Hardware and software failures
Automated crypto trading looks good on paper. You spend time setting it up and you save time once you put it to work. Still, it may be sophisticated, but it can go wrong. For instance, with some trading platforms, a trade order is held on a computer rather than a server, so if the connection is interrupted to that machine then the trade won’t go through. It’s also possible for there to be a mismatch between the “theoretical trades” produced by the strategy and the part of the order entry platform that transforms them into actual trades. It’s best to be aware of shortcomings like these before you enter into automated trading, and that’s why we recommend that you undertake enough learning to be aware of the pitfalls first.
It would be very nice to be able to “set it and forget it”, but technology isn’t perfect, which means you can’t afford to leave it running unsupervised. Connections can be lost, power can go down, the software can crash, and quirky systems can require human interventions.
To avoid incorrect, duplicate, or missing orders, always monitor the system.
Some backtested techniques look great on paper but do terribly in a live market situation. Over-optimization is talking about excessive curve-fitting that results in an unreliable trading plan. Sure, you might refine a strategy to achieve near-perfect results on the historical data it was tested on, but traders sometimes make the mistake of assuming that a good plan should always deliver trades that are profitable or that never experience a drawdown, but live trading isn’t like that.

**DATA UNDER STUDY:**
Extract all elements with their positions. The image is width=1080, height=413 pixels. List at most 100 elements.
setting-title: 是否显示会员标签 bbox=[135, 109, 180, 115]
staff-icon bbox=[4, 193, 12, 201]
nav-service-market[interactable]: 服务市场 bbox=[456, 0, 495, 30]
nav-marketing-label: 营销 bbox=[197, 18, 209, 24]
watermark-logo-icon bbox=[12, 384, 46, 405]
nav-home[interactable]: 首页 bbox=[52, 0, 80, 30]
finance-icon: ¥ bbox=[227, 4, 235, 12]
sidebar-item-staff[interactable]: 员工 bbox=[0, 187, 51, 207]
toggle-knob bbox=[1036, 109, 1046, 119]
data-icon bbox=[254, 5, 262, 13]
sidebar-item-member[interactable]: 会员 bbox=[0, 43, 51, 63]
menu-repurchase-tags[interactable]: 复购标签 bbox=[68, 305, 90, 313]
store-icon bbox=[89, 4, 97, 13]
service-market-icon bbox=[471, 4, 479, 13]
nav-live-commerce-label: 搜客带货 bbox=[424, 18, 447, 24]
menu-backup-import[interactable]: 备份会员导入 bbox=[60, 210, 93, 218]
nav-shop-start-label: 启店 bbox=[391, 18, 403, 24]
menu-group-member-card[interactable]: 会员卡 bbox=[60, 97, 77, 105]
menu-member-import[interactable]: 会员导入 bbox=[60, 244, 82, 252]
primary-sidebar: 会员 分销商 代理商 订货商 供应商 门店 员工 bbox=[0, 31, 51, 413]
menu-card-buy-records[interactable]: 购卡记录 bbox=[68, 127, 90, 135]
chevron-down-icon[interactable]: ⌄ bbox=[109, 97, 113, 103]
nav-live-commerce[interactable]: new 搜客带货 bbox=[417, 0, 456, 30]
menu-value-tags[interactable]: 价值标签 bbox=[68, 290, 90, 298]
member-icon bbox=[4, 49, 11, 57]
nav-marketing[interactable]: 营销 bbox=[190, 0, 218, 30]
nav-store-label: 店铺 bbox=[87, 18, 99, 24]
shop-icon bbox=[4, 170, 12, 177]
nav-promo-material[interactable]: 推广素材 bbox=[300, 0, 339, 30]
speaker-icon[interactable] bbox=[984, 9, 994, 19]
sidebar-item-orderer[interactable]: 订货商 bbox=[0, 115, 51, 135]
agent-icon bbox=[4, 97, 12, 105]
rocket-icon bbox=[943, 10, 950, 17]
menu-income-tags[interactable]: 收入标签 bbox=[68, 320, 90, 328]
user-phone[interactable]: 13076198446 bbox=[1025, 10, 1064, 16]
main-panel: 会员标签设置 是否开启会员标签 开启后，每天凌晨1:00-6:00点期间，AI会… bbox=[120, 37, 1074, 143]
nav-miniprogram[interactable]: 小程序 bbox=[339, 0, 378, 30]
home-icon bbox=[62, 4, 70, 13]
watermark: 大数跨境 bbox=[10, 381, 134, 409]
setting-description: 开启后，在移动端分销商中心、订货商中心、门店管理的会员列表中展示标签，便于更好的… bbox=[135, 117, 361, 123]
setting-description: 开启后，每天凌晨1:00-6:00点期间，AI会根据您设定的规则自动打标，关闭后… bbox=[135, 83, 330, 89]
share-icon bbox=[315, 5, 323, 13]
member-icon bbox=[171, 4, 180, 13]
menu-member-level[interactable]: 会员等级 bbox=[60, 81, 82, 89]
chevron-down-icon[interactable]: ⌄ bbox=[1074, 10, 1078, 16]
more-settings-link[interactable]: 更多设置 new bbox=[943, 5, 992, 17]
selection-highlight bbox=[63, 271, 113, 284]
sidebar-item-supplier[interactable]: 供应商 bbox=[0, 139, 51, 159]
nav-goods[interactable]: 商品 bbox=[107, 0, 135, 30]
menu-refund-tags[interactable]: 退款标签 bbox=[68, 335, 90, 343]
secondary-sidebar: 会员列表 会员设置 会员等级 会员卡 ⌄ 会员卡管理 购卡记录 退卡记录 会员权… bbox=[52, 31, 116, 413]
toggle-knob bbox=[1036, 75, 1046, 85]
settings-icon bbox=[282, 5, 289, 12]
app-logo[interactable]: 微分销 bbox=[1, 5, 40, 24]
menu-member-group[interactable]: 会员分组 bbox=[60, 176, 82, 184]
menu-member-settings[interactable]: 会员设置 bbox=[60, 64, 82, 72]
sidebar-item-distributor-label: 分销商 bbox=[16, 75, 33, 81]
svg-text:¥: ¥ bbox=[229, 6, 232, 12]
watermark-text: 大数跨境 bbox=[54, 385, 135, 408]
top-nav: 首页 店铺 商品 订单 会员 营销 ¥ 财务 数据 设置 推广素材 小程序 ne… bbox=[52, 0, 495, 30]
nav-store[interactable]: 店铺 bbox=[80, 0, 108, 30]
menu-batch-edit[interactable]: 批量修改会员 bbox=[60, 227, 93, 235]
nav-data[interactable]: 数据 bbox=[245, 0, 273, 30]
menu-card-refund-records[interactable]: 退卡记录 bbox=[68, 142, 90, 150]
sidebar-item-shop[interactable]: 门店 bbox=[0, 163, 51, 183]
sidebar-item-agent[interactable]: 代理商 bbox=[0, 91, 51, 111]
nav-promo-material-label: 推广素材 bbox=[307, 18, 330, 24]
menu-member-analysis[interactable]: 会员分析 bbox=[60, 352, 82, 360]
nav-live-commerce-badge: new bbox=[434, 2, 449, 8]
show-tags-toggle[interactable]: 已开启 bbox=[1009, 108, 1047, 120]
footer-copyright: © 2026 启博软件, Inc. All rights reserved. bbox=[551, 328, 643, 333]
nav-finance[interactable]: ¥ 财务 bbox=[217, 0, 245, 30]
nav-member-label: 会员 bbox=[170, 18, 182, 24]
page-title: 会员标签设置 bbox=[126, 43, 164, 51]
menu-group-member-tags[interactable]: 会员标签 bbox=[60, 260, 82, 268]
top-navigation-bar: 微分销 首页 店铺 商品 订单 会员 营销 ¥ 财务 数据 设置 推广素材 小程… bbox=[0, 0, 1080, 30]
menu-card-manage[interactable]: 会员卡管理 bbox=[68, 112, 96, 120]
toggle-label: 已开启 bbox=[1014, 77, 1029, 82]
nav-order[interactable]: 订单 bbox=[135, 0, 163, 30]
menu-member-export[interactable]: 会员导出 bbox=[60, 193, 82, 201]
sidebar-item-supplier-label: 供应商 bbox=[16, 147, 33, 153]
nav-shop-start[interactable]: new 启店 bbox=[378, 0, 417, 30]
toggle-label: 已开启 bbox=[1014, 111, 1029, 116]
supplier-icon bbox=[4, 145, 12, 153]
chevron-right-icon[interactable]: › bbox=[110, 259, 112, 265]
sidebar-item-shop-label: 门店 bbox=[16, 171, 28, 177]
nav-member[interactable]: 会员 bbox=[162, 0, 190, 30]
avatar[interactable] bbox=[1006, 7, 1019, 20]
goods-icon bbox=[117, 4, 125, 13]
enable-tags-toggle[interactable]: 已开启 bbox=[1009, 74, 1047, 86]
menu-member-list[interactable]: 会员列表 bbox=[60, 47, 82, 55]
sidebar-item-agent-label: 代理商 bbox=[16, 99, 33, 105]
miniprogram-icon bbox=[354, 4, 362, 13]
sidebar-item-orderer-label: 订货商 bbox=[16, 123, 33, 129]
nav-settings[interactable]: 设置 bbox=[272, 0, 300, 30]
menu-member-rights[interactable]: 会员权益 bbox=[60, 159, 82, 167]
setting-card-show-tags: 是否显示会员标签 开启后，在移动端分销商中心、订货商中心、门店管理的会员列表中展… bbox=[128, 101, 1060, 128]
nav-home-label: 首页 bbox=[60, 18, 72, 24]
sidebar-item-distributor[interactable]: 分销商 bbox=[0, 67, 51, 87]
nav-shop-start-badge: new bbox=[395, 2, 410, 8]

**EXERCISES:**
1. Duplicate, word for word, the part of the passage on automated crypto trading that opens with the words containing "It would be" and closes with "require human interventions.".
2. The passage on automated crypto trading names several failures that make it unsafe to leave a system running unsupervised. List every one of them.
3. Write the next part of the passage on automated crypto trading, starting after its final sentence.

**ANSWERS BY TASK:**
1.
It would be very nice to be able to “set it and forget it”, but technology isn’t perfect, which means you can’t afford to leave it running unsupervised. Connections can be lost, power can go down, the software can crash, and quirky systems can require human interventions.

2.
- Connections can be lost
- Power can go down
- The software can crash
- Quirky systems can require human interventions

3.
Avoid the Scams
Scams are everywhere, so always be suspicious of systems that seem too good to be true. Here’s what to think about:
If you’re ever asked for money up front to set up a trading account then you should be asking questions.
- Find out everything you can about the system. Read the terms and conditions and don’t commit until you are satisfied.
- Can you read any testimonials from happy users? Don’t just trust the vendor though, look on third-party sites or financial regulator sites, and even then, be a little suspicious. Reviews aren’t always unbiased.
- Do you get a trial period? Scam sites often won’t give you one.
Server-Based Automated Crypto Trading
You can run your automated trading systems via a server-based trading platform, and these often come with commercial strategies so you can design your own system or host an existing one on the server-based platform. You pay the vendor for the system to seek out, execute and monitor trades, with all orders sitting on the server. This often makes order entry faster and more reliable.
Before you Automate
Think about whether automation is something that you have time and energy to commit to, because it isn’t something you can just set up and leave alone. Trading systems can be very complicated, and while they do a lot of the hard work for you, you need to have the experience and understanding to comprehend what they are doing to control it. If you’re not at that stage yet, then manual trading might be a better option.
If you’re convinced that you do have the knowledge and experience, then start out with a simple system first. Once you’ve proved to yourself that you can make money and you feel comfortable with the platform, then it will be time to move on to bigger things. Take it one step at a time, and only add complexity when you have absolute confidence in your ability to manage it.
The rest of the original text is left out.